## Material for this task
━━━━━━━━━━
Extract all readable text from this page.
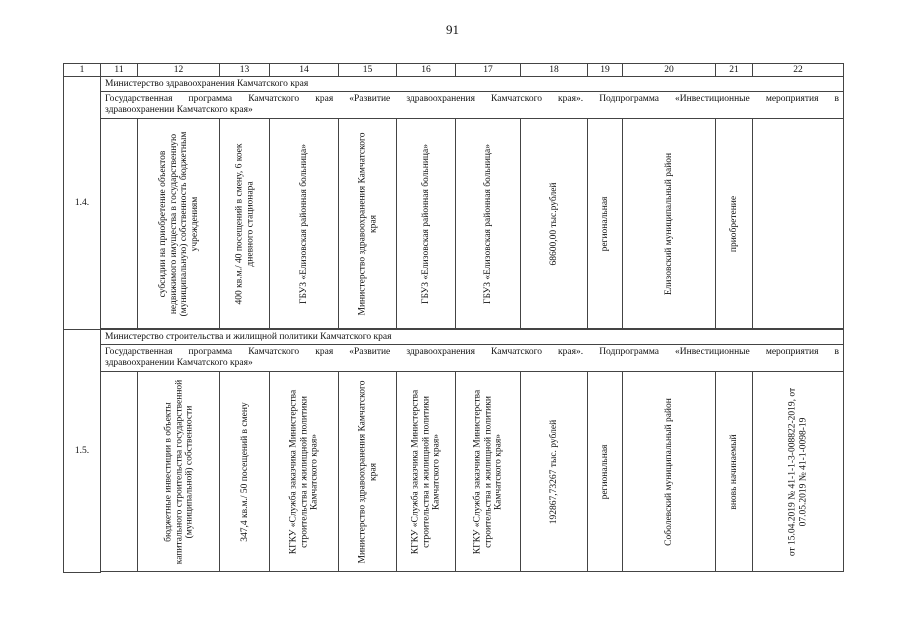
91
1	11	12	13	14	15	16	17	18	19	20	21	22
1.4.	Министерство здравоохранения Камчатского края											

	Государственная программа Камчатского края «Развитие здравоохранения Камчатского края». Подпрограмма «Инвестиционные мероприятия в
здравоохранении Камчатского края»											

		субсидии на приобретение объектов недвижимого имущества в государственную (муниципальную) собственность бюджетным учреждениям	400 кв.м./ 40 посещений в смену, 6 коек дневного стационара	ГБУЗ «Елизовская районная больница»	Министерство здравоохранения Камчатского края	ГБУЗ «Елизовская районная больница»	ГБУЗ «Елизовская районная больница»	68600,00 тыс.рублей	региональная	Елизовский муниципальный район	приобретение	

1.5.	Министерство строительства и жилищной политики Камчатского края											

	Государственная программа Камчатского края «Развитие здравоохранения Камчатского края». Подпрограмма «Инвестиционные мероприятия в
здравоохранении Камчатского края»											

		бюджетные инвестиции в объекты капитального строительства государственной (муниципальной) собственности	347,4 кв.м./ 50 посещений в смену	КГКУ «Служба заказчика Министерства строительства и жилищной политики Камчатского края»	Министерство здравоохранения Камчатского края	КГКУ «Служба заказчика Министерства строительства и жилищной политики Камчатского края»	КГКУ «Служба заказчика Министерства строительства и жилищной политики Камчатского края»	192867,73267 тыс. рублей	региональная	Соболевский муниципальный район	вновь начинаемый	от 15.04.2019 № 41-1-1-3-008822-2019, от 07.05.2019 № 41-1-0098-19
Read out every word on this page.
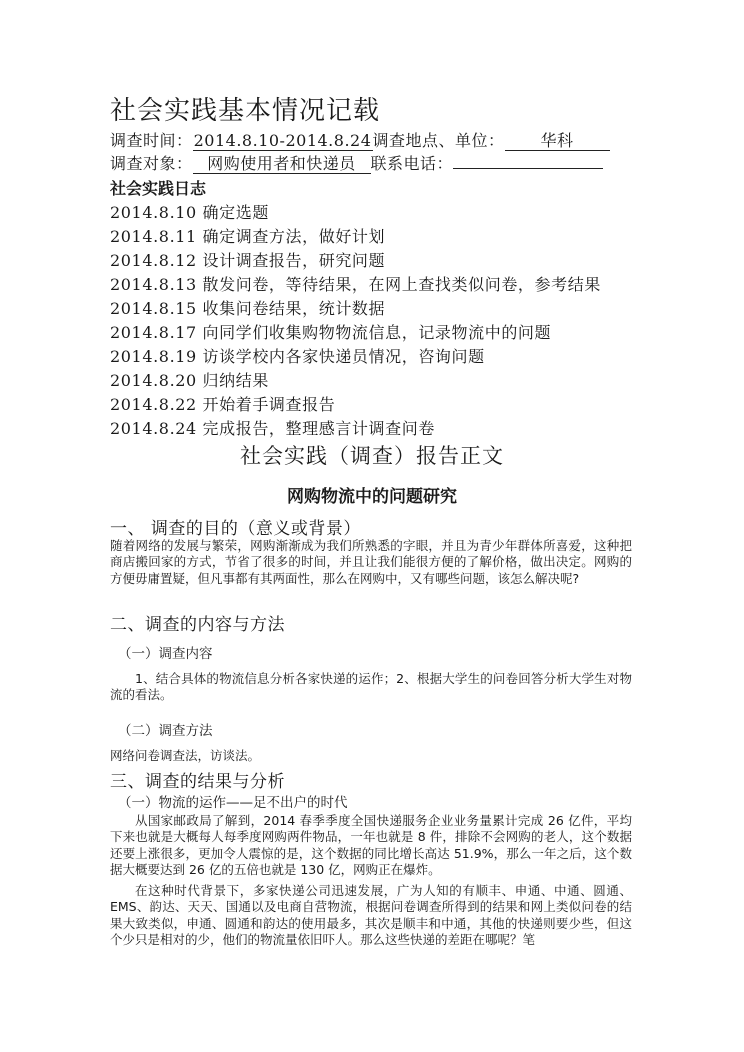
社会实践基本情况记载
调查时间：2014.8.10-2014.8.24调查地点、单位： 华科
调查对象： 网购使用者和快递员 联系电话：
社会实践日志
2014.8.10 确定选题
2014.8.11 确定调查方法，做好计划
2014.8.12 设计调查报告，研究问题
2014.8.13 散发问卷，等待结果，在网上查找类似问卷，参考结果
2014.8.15 收集问卷结果，统计数据
2014.8.17 向同学们收集购物物流信息，记录物流中的问题
2014.8.19 访谈学校内各家快递员情况，咨询问题
2014.8.20 归纳结果
2014.8.22 开始着手调查报告
2014.8.24 完成报告，整理感言计调查问卷
社会实践（调查）报告正文
网购物流中的问题研究
一、 调查的目的（意义或背景）
随着网络的发展与繁荣，网购渐渐成为我们所熟悉的字眼，并且为青少年群体所喜爱，这种把商店搬回家的方式，节省了很多的时间，并且让我们能很方便的了解价格，做出决定。网购的方便毋庸置疑，但凡事都有其两面性，那么在网购中，又有哪些问题，该怎么解决呢?
二、调查的内容与方法
（一）调查内容
1、结合具体的物流信息分析各家快递的运作；2、根据大学生的问卷回答分析大学生对物流的看法。
（二）调查方法
网络问卷调查法，访谈法。
三、调查的结果与分析
（一）物流的运作——足不出户的时代
从国家邮政局了解到，2014 春季季度全国快递服务企业业务量累计完成 26 亿件，平均下来也就是大概每人每季度网购两件物品，一年也就是 8 件，排除不会网购的老人，这个数据还要上涨很多，更加令人震惊的是，这个数据的同比增长高达 51.9%，那么一年之后，这个数据大概要达到 26 亿的五倍也就是 130 亿，网购正在爆炸。
在这种时代背景下，多家快递公司迅速发展，广为人知的有顺丰、申通、中通、圆通、EMS、韵达、天天、国通以及电商自营物流，根据问卷调查所得到的结果和网上类似问卷的结果大致类似，申通、圆通和韵达的使用最多，其次是顺丰和中通，其他的快递则要少些，但这个少只是相对的少，他们的物流量依旧吓人。那么这些快递的差距在哪呢？笔
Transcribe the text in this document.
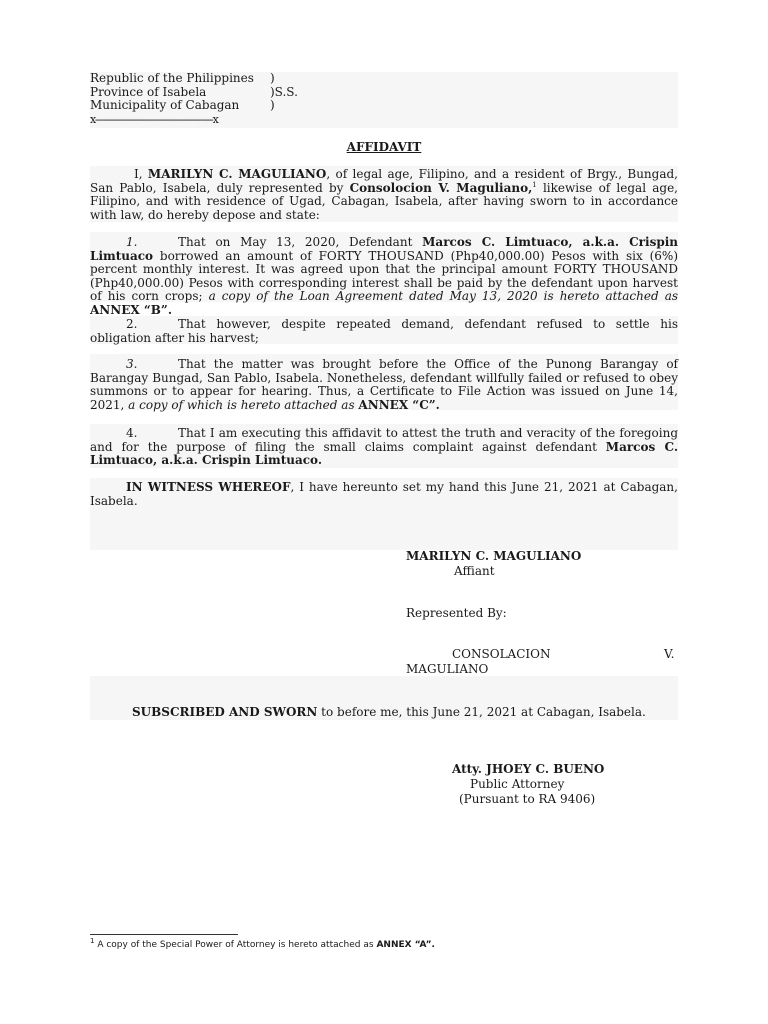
Republic of the Philippines )
Province of Isabela	)S.S.
Municipality of Cabagan	)
x---------------------------------------------x
AFFIDAVIT
I, MARILYN C. MAGULIANO, of legal age, Filipino, and a resident of Brgy., Bungad, San Pablo, Isabela, duly represented by Consolocion V. Maguliano,$^1$ likewise of legal age, Filipino, and with residence of Ugad, Cabagan, Isabela, after having sworn to in accordance with law, do hereby depose and state:
1.	That on May 13, 2020, Defendant Marcos C. Limtuaco, a.k.a. Crispin Limtuaco borrowed an amount of FORTY THOUSAND (Php40,000.00) Pesos with six (6%) percent monthly interest. It was agreed upon that the principal amount FORTY THOUSAND (Php40,000.00) Pesos with corresponding interest shall be paid by the defendant upon harvest of his corn crops; a copy of the Loan Agreement dated May 13, 2020 is hereto attached as ANNEX “B”.
2.	That however, despite repeated demand, defendant refused to settle his obligation after his harvest;
3.	That the matter was brought before the Office of the Punong Barangay of Barangay Bungad, San Pablo, Isabela. Nonetheless, defendant willfully failed or refused to obey summons or to appear for hearing. Thus, a Certificate to File Action was issued on June 14, 2021, a copy of which is hereto attached as ANNEX “C”.
4.	That I am executing this affidavit to attest the truth and veracity of the foregoing and for the purpose of filing the small claims complaint against defendant Marcos C. Limtuaco, a.k.a. Crispin Limtuaco.
IN WITNESS WHEREOF, I have hereunto set my hand this June 21, 2021 at Cabagan, Isabela.
MARILYN C. MAGULIANO
Affiant
Represented By:
CONSOLACION	V.
MAGULIANO
SUBSCRIBED AND SWORN to before me, this June 21, 2021 at Cabagan, Isabela.
Atty. JHOEY C. BUENO
Public Attorney
(Pursuant to RA 9406)
$^1$ A copy of the Special Power of Attorney is hereto attached as ANNEX “A”.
━━━━━━━━━━
## Do this
Return the whole listing, word for word, and leave out every picture.

## Exercise result
Extract all readable text from this page.
91
1	11	12	13	14	15	16	17	18	19	20	21	22
1.4.	Министерство здравоохранения Камчатского края											

	Государственная программа Камчатского края «Развитие здравоохранения Камчатского края». Подпрограмма «Инвестиционные мероприятия в
здравоохранении Камчатского края»											

		субсидии на приобретение объектов недвижимого имущества в государственную (муниципальную) собственность бюджетным учреждениям	400 кв.м./ 40 посещений в смену, 6 коек дневного стационара	ГБУЗ «Елизовская районная больница»	Министерство здравоохранения Камчатского края	ГБУЗ «Елизовская районная больница»	ГБУЗ «Елизовская районная больница»	68600,00 тыс.рублей	региональная	Елизовский муниципальный район	приобретение	

1.5.	Министерство строительства и жилищной политики Камчатского края											

	Государственная программа Камчатского края «Развитие здравоохранения Камчатского края». Подпрограмма «Инвестиционные мероприятия в
здравоохранении Камчатского края»											

		бюджетные инвестиции в объекты капитального строительства государственной (муниципальной) собственности	347,4 кв.м./ 50 посещений в смену	КГКУ «Служба заказчика Министерства строительства и жилищной политики Камчатского края»	Министерство здравоохранения Камчатского края	КГКУ «Служба заказчика Министерства строительства и жилищной политики Камчатского края»	КГКУ «Служба заказчика Министерства строительства и жилищной политики Камчатского края»	192867,73267 тыс. рублей	региональная	Соболевский муниципальный район	вновь начинаемый	от 15.04.2019 № 41-1-1-3-008822-2019, от 07.05.2019 № 41-1-0098-19
Read out every word on this page.
社会实践基本情况记载
调查时间：2014.8.10-2014.8.24调查地点、单位： 华科
调查对象： 网购使用者和快递员 联系电话：
社会实践日志
2014.8.10 确定选题
2014.8.11 确定调查方法，做好计划
2014.8.12 设计调查报告，研究问题
2014.8.13 散发问卷，等待结果，在网上查找类似问卷，参考结果
2014.8.15 收集问卷结果，统计数据
2014.8.17 向同学们收集购物物流信息，记录物流中的问题
2014.8.19 访谈学校内各家快递员情况，咨询问题
2014.8.20 归纳结果
2014.8.22 开始着手调查报告
2014.8.24 完成报告，整理感言计调查问卷
社会实践（调查）报告正文
网购物流中的问题研究
一、 调查的目的（意义或背景）
随着网络的发展与繁荣，网购渐渐成为我们所熟悉的字眼，并且为青少年群体所喜爱，这种把商店搬回家的方式，节省了很多的时间，并且让我们能很方便的了解价格，做出决定。网购的方便毋庸置疑，但凡事都有其两面性，那么在网购中，又有哪些问题，该怎么解决呢?
二、调查的内容与方法
（一）调查内容
1、结合具体的物流信息分析各家快递的运作；2、根据大学生的问卷回答分析大学生对物流的看法。
（二）调查方法
网络问卷调查法，访谈法。
三、调查的结果与分析
（一）物流的运作——足不出户的时代
从国家邮政局了解到，2014 春季季度全国快递服务企业业务量累计完成 26 亿件，平均下来也就是大概每人每季度网购两件物品，一年也就是 8 件，排除不会网购的老人，这个数据还要上涨很多，更加令人震惊的是，这个数据的同比增长高达 51.9%，那么一年之后，这个数据大概要达到 26 亿的五倍也就是 130 亿，网购正在爆炸。
在这种时代背景下，多家快递公司迅速发展，广为人知的有顺丰、申通、中通、圆通、EMS、韵达、天天、国通以及电商自营物流，根据问卷调查所得到的结果和网上类似问卷的结果大致类似，申通、圆通和韵达的使用最多，其次是顺丰和中通，其他的快递则要少些，但这个少只是相对的少，他们的物流量依旧吓人。那么这些快递的差距在哪呢？笔
Transcribe the text in this document.
Republic of the Philippines )
Province of Isabela	)S.S.
Municipality of Cabagan	)
x---------------------------------------------x
AFFIDAVIT
I, MARILYN C. MAGULIANO, of legal age, Filipino, and a resident of Brgy., Bungad, San Pablo, Isabela, duly represented by Consolocion V. Maguliano,$^1$ likewise of legal age, Filipino, and with residence of Ugad, Cabagan, Isabela, after having sworn to in accordance with law, do hereby depose and state:
1.	That on May 13, 2020, Defendant Marcos C. Limtuaco, a.k.a. Crispin Limtuaco borrowed an amount of FORTY THOUSAND (Php40,000.00) Pesos with six (6%) percent monthly interest. It was agreed upon that the principal amount FORTY THOUSAND (Php40,000.00) Pesos with corresponding interest shall be paid by the defendant upon harvest of his corn crops; a copy of the Loan Agreement dated May 13, 2020 is hereto attached as ANNEX “B”.
2.	That however, despite repeated demand, defendant refused to settle his obligation after his harvest;
3.	That the matter was brought before the Office of the Punong Barangay of Barangay Bungad, San Pablo, Isabela. Nonetheless, defendant willfully failed or refused to obey summons or to appear for hearing. Thus, a Certificate to File Action was issued on June 14, 2021, a copy of which is hereto attached as ANNEX “C”.
4.	That I am executing this affidavit to attest the truth and veracity of the foregoing and for the purpose of filing the small claims complaint against defendant Marcos C. Limtuaco, a.k.a. Crispin Limtuaco.
IN WITNESS WHEREOF, I have hereunto set my hand this June 21, 2021 at Cabagan, Isabela.
MARILYN C. MAGULIANO
Affiant
Represented By:
CONSOLACION	V.
MAGULIANO
SUBSCRIBED AND SWORN to before me, this June 21, 2021 at Cabagan, Isabela.
Atty. JHOEY C. BUENO
Public Attorney
(Pursuant to RA 9406)
$^1$ A copy of the Special Power of Attorney is hereto attached as ANNEX “A”.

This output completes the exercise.